[Page pictures and their text]
╔══

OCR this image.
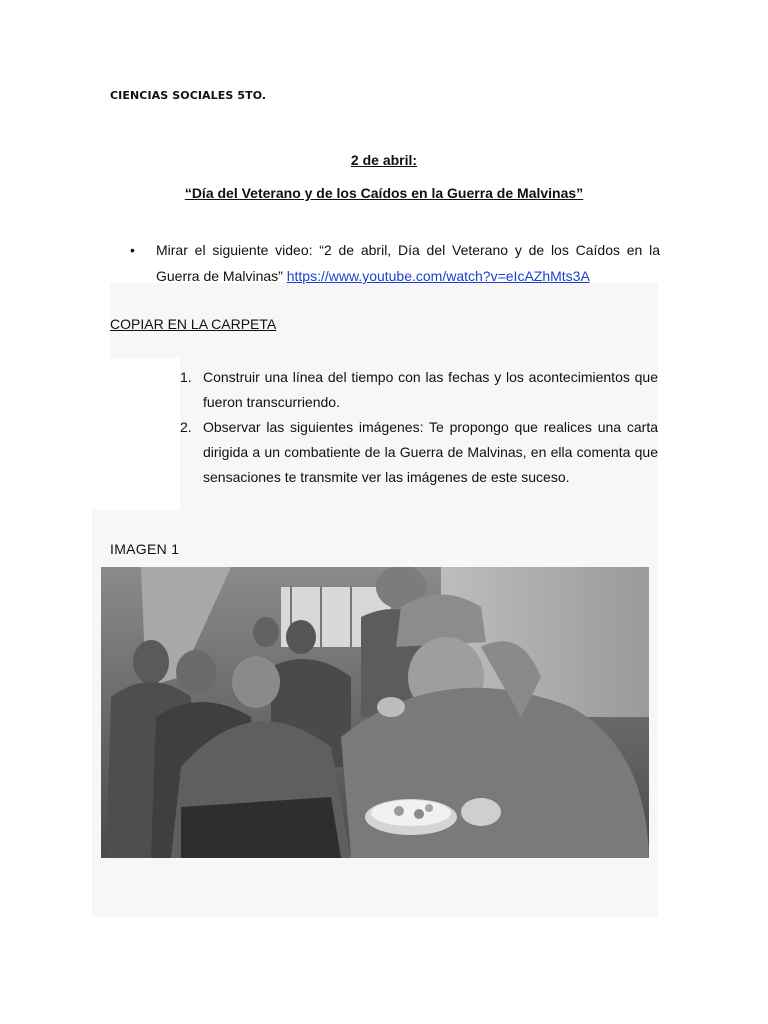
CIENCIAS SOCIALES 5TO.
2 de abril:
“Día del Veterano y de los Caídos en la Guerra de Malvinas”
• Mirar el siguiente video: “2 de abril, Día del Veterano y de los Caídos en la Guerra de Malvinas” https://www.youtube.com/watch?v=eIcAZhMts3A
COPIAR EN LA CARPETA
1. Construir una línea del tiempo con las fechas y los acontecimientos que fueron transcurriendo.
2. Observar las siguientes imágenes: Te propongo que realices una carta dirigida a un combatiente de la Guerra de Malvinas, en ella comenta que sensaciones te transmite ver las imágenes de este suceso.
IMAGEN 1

╚══

Exclude the images and reproduce the remaining data exactly.

## Task output
OCR this image.
CIENCIAS SOCIALES 5TO.
2 de abril:
“Día del Veterano y de los Caídos en la Guerra de Malvinas”
• Mirar el siguiente video: “2 de abril, Día del Veterano y de los Caídos en la Guerra de Malvinas” https://www.youtube.com/watch?v=eIcAZhMts3A
COPIAR EN LA CARPETA
1. Construir una línea del tiempo con las fechas y los acontecimientos que fueron transcurriendo.
2. Observar las siguientes imágenes: Te propongo que realices una carta dirigida a un combatiente de la Guerra de Malvinas, en ella comenta que sensaciones te transmite ver las imágenes de este suceso.
IMAGEN 1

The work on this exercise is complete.